----- ITEMS

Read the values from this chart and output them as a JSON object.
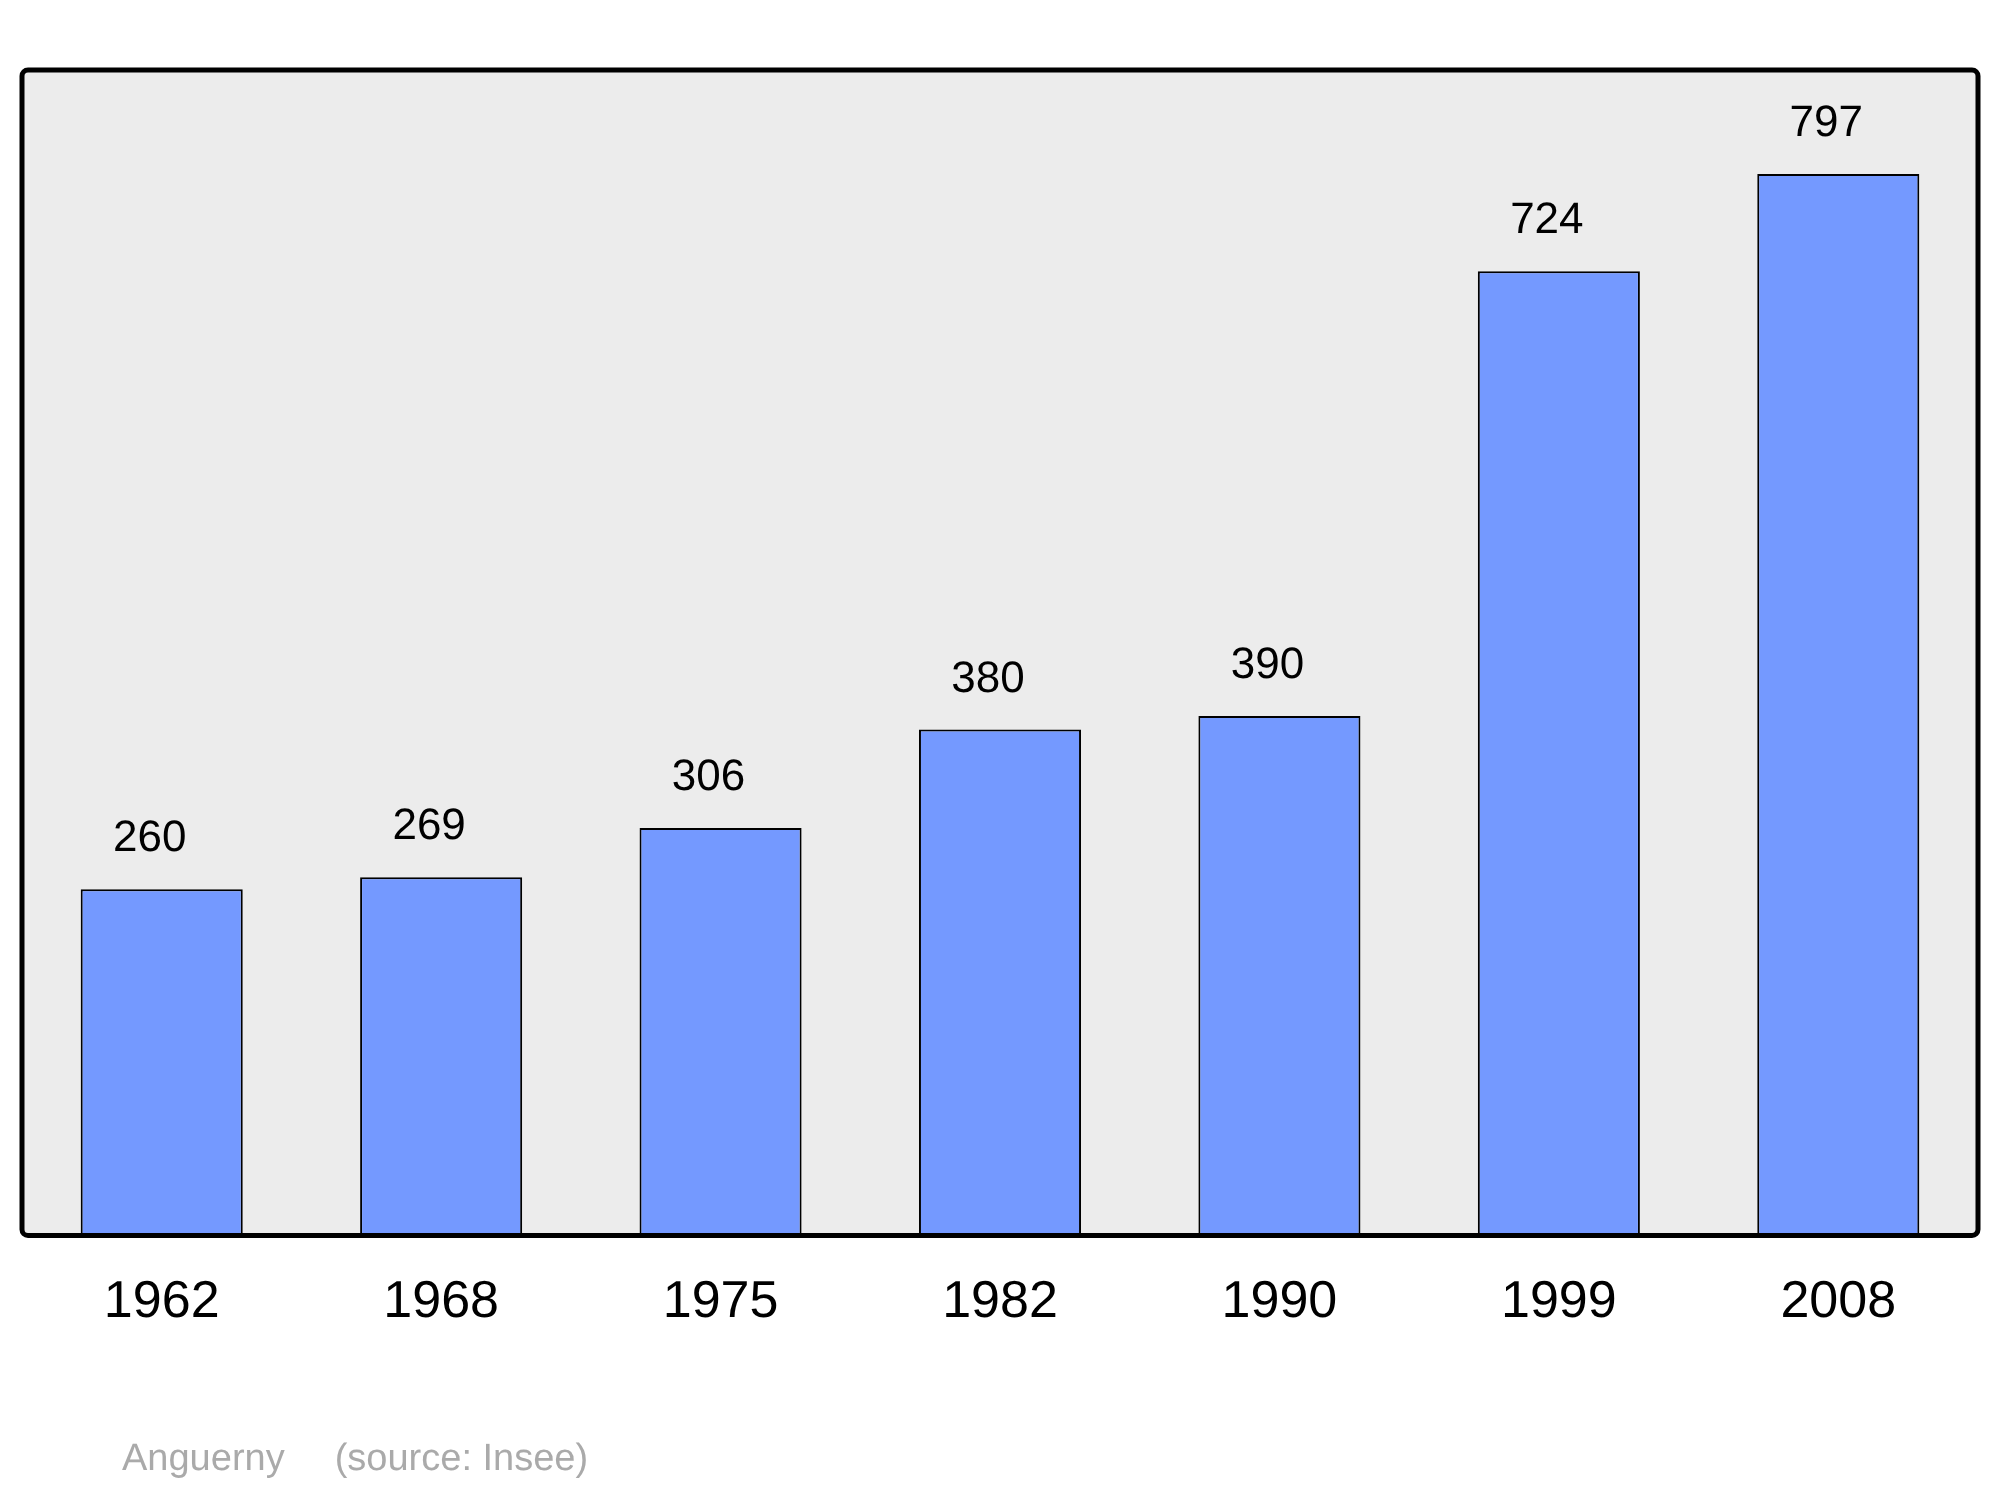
{
  "chart_data": {
    "type": "bar",
    "categories": [
      "1962",
      "1968",
      "1975",
      "1982",
      "1990",
      "1999",
      "2008"
    ],
    "values": [
      260,
      269,
      306,
      380,
      390,
      724,
      797
    ],
    "color": "#7499ff",
    "data_labels": true,
    "ylim": [
      0,
      875
    ],
    "tick_labels": "x",
    "grid": false,
    "legend": false,
    "annotations": [
      "Anguerny",
      "(source: Insee)"
    ]
  }
}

----------

** AIM **
Among the entries above, how many lines include the word "values"? Give the number with no comment.

** FULL SOLUTION **
2